> _EXERCISE DESCRIPTION_
Take every line from the listing below that contains "subtitle".

> _THE DATA_
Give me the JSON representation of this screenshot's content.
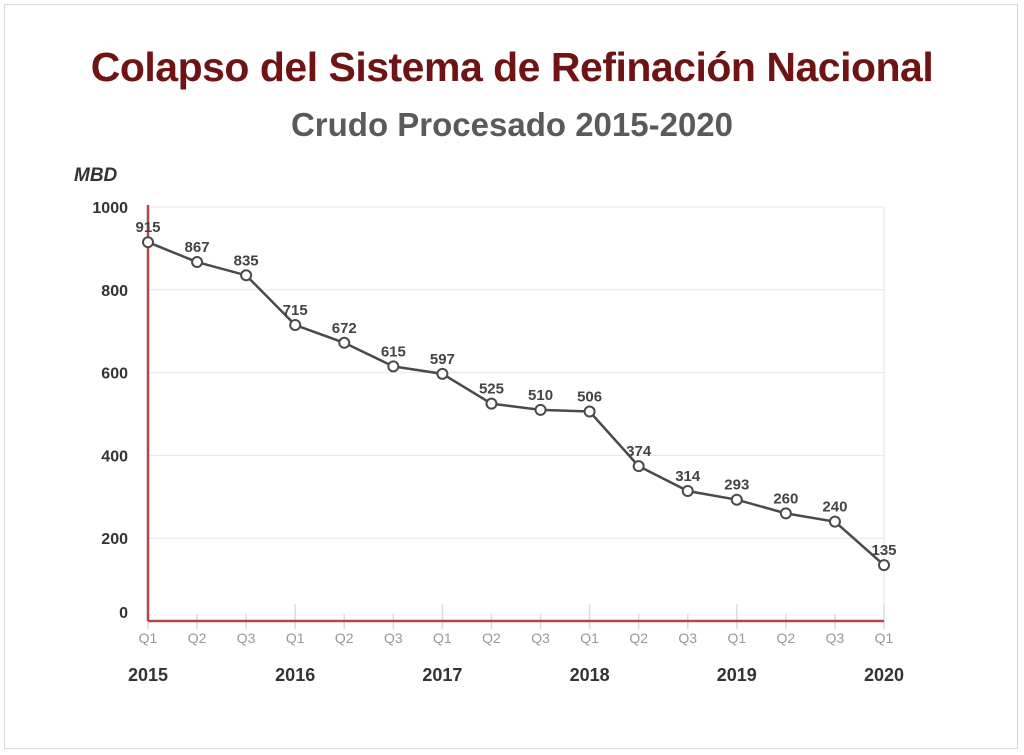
{
  "chart_data": {
    "type": "line",
    "title": "Colapso del Sistema de Refinación Nacional",
    "subtitle": "Crudo Procesado 2015-2020",
    "ylabel": "MBD",
    "xlabel": "",
    "ylim": [
      0,
      1000
    ],
    "yticks": [
      0,
      200,
      400,
      600,
      800,
      1000
    ],
    "grid": true,
    "categories": [
      "Q1",
      "Q2",
      "Q3",
      "Q1",
      "Q2",
      "Q3",
      "Q1",
      "Q2",
      "Q3",
      "Q1",
      "Q2",
      "Q3",
      "Q1",
      "Q2",
      "Q3",
      "Q1"
    ],
    "years": [
      {
        "label": "2015",
        "index": 0
      },
      {
        "label": "2016",
        "index": 3
      },
      {
        "label": "2017",
        "index": 6
      },
      {
        "label": "2018",
        "index": 9
      },
      {
        "label": "2019",
        "index": 12
      },
      {
        "label": "2020",
        "index": 15
      }
    ],
    "values": [
      915,
      867,
      835,
      715,
      672,
      615,
      597,
      525,
      510,
      506,
      374,
      314,
      293,
      260,
      240,
      135
    ],
    "colors": {
      "title": "#6e1414",
      "subtitle": "#5a5a5a",
      "line": "#4a4a4a",
      "axis": "#b5474b",
      "grid": "#e6e6e6"
    }
  }
}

> _REPLY_
    "subtitle": "Crudo Procesado 2015-2020",
      "subtitle": "#5a5a5a",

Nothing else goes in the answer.